TASK INSTRUCTIONS:
Each record needs to be echoed exactly; can you do that?
--- DATA ENTRIES ---
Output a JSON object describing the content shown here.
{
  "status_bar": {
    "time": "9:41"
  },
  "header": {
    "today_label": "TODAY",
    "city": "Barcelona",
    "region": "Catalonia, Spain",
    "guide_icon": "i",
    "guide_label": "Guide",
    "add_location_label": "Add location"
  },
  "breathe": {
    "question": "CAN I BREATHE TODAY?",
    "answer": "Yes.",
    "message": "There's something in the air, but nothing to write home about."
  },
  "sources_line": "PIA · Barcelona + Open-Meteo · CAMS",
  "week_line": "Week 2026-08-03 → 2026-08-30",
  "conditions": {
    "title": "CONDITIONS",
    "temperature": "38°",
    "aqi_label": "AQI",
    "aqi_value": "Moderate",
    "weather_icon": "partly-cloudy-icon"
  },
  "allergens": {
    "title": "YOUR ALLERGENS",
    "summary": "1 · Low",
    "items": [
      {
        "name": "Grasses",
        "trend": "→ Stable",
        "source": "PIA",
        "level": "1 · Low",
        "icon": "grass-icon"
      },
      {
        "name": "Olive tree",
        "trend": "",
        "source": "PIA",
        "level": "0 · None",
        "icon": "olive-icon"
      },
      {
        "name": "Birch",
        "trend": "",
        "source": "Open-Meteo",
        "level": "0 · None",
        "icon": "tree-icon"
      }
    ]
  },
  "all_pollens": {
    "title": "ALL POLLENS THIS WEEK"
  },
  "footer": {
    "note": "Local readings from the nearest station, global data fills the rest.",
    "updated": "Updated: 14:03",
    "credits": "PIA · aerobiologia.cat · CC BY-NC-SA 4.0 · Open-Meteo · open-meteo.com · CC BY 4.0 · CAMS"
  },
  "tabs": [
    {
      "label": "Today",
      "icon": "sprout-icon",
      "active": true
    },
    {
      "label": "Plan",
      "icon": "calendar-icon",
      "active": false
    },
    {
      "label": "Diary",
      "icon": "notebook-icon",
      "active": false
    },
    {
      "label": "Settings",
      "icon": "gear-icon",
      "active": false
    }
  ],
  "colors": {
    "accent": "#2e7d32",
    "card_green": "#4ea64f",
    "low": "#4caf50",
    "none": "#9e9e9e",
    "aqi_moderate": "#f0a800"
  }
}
---
SOLUTION TO THE PROBLEM:
Output a JSON object describing the content shown here.
{
  "status_bar": {
    "time": "9:41"
  },
  "header": {
    "today_label": "TODAY",
    "city": "Barcelona",
    "region": "Catalonia, Spain",
    "guide_icon": "i",
    "guide_label": "Guide",
    "add_location_label": "Add location"
  },
  "breathe": {
    "question": "CAN I BREATHE TODAY?",
    "answer": "Yes.",
    "message": "There's something in the air, but nothing to write home about."
  },
  "sources_line": "PIA · Barcelona + Open-Meteo · CAMS",
  "week_line": "Week 2026-08-03 → 2026-08-30",
  "conditions": {
    "title": "CONDITIONS",
    "temperature": "38°",
    "aqi_label": "AQI",
    "aqi_value": "Moderate",
    "weather_icon": "partly-cloudy-icon"
  },
  "allergens": {
    "title": "YOUR ALLERGENS",
    "summary": "1 · Low",
    "items": [
      {
        "name": "Grasses",
        "trend": "→ Stable",
        "source": "PIA",
        "level": "1 · Low",
        "icon": "grass-icon"
      },
      {
        "name": "Olive tree",
        "trend": "",
        "source": "PIA",
        "level": "0 · None",
        "icon": "olive-icon"
      },
      {
        "name": "Birch",
        "trend": "",
        "source": "Open-Meteo",
        "level": "0 · None",
        "icon": "tree-icon"
      }
    ]
  },
  "all_pollens": {
    "title": "ALL POLLENS THIS WEEK"
  },
  "footer": {
    "note": "Local readings from the nearest station, global data fills the rest.",
    "updated": "Updated: 14:03",
    "credits": "PIA · aerobiologia.cat · CC BY-NC-SA 4.0 · Open-Meteo · open-meteo.com · CC BY 4.0 · CAMS"
  },
  "tabs": [
    {
      "label": "Today",
      "icon": "sprout-icon",
      "active": true
    },
    {
      "label": "Plan",
      "icon": "calendar-icon",
      "active": false
    },
    {
      "label": "Diary",
      "icon": "notebook-icon",
      "active": false
    },
    {
      "label": "Settings",
      "icon": "gear-icon",
      "active": false
    }
  ],
  "colors": {
    "accent": "#2e7d32",
    "card_green": "#4ea64f",
    "low": "#4caf50",
    "none": "#9e9e9e",
    "aqi_moderate": "#f0a800"
  }
}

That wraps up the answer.